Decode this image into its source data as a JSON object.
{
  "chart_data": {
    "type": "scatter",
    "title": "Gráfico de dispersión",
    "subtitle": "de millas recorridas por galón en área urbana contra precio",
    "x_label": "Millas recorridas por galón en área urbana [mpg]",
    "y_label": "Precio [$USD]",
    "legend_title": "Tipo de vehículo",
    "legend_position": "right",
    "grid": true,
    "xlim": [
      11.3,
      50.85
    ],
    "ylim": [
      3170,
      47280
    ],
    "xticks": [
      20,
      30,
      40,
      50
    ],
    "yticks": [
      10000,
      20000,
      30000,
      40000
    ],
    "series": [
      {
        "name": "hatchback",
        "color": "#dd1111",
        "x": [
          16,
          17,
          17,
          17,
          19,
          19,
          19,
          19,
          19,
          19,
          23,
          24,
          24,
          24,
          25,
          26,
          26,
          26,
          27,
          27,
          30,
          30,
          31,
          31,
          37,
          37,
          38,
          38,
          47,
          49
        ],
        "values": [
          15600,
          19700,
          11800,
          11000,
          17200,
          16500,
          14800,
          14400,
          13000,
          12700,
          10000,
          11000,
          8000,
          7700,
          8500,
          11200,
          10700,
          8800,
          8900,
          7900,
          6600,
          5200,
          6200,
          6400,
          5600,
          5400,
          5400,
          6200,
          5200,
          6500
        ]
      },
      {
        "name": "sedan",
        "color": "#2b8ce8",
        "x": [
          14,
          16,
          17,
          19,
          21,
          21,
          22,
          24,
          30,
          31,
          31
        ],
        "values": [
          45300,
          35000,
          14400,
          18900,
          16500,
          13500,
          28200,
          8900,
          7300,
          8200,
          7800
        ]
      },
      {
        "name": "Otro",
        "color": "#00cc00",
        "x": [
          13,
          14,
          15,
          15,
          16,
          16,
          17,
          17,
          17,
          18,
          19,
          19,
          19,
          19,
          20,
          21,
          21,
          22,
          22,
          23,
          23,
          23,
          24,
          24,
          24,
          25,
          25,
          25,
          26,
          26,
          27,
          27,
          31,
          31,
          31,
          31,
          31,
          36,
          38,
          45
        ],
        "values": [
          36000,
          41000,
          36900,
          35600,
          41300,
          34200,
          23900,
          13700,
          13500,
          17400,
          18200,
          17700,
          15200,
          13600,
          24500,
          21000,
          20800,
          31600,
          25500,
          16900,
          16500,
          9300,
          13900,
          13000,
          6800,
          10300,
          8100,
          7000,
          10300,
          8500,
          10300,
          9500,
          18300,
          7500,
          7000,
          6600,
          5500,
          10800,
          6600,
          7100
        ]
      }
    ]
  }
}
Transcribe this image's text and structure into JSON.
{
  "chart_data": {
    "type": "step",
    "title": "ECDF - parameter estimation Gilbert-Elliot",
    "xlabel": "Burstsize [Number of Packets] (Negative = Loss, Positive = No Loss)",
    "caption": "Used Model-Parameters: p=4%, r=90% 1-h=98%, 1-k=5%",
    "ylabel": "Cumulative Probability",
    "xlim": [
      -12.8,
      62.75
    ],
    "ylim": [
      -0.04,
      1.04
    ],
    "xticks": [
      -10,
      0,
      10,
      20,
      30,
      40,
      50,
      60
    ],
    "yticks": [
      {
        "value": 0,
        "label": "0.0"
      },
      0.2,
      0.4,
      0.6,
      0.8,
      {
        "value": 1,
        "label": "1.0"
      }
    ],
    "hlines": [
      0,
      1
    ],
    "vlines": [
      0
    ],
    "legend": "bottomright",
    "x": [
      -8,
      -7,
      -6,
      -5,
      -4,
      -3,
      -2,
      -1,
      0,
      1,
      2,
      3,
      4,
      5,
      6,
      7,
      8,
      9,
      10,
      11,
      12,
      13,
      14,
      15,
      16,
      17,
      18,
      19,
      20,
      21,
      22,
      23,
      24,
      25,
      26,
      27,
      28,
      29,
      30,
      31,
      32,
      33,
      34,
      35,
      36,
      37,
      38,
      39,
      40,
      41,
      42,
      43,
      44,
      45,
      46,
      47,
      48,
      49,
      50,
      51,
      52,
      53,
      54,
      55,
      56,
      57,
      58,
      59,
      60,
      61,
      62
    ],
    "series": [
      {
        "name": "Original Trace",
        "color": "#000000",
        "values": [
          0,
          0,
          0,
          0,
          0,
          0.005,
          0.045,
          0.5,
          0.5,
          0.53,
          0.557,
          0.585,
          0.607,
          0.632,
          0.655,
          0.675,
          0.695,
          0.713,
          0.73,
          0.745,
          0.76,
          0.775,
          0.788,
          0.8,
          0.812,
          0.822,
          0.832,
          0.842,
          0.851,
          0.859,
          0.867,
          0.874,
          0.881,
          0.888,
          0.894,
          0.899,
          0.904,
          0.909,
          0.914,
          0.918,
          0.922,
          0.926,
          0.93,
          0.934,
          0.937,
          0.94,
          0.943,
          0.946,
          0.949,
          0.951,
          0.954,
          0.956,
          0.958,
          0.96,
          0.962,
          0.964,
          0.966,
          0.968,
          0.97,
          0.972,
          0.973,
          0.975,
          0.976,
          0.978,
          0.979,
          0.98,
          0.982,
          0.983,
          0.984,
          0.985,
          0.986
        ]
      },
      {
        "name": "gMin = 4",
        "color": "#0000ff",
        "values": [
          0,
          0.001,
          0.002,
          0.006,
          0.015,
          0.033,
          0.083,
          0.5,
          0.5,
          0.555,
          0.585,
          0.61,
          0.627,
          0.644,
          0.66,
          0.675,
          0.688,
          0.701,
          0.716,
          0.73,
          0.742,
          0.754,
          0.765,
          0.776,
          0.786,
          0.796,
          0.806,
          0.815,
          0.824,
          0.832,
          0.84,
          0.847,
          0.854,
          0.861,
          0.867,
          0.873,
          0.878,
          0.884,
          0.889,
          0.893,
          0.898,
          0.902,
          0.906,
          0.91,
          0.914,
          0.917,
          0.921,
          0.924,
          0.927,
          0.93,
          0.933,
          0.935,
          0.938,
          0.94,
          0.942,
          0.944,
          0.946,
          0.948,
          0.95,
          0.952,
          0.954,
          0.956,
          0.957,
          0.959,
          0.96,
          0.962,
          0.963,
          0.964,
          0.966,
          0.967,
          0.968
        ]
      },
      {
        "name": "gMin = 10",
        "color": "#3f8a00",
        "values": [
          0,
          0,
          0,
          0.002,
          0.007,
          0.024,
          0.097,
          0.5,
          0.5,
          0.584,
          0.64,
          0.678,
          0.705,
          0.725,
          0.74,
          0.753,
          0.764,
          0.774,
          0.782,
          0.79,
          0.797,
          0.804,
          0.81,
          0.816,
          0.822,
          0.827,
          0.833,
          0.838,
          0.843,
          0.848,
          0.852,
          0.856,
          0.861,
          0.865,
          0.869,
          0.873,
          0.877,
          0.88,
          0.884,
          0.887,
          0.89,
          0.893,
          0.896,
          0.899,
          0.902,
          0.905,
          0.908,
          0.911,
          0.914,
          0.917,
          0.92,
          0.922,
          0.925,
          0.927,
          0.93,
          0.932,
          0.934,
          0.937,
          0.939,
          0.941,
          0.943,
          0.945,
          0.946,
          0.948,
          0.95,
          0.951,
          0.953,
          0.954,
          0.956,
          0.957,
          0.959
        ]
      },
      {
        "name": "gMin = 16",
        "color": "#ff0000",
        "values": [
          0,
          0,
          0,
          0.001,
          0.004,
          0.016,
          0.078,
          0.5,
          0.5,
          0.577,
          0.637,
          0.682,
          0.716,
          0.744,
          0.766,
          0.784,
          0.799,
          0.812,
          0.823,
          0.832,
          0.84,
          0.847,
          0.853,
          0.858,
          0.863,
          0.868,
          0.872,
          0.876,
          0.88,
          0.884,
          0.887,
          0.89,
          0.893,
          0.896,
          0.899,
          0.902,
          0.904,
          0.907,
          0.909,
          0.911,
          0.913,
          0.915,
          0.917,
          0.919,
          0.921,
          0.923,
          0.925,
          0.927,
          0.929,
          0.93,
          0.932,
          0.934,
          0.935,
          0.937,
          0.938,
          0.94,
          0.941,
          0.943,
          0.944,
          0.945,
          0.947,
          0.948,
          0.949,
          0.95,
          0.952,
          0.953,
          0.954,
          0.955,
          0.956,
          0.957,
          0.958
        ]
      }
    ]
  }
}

════════════════════

■ Task details ■
Locate the word "galón" in the records and collect each line it appears in.

■ Result ■
    "subtitle": "de millas recorridas por galón en área urbana contra precio",
    "x_label": "Millas recorridas por galón en área urbana [mpg]",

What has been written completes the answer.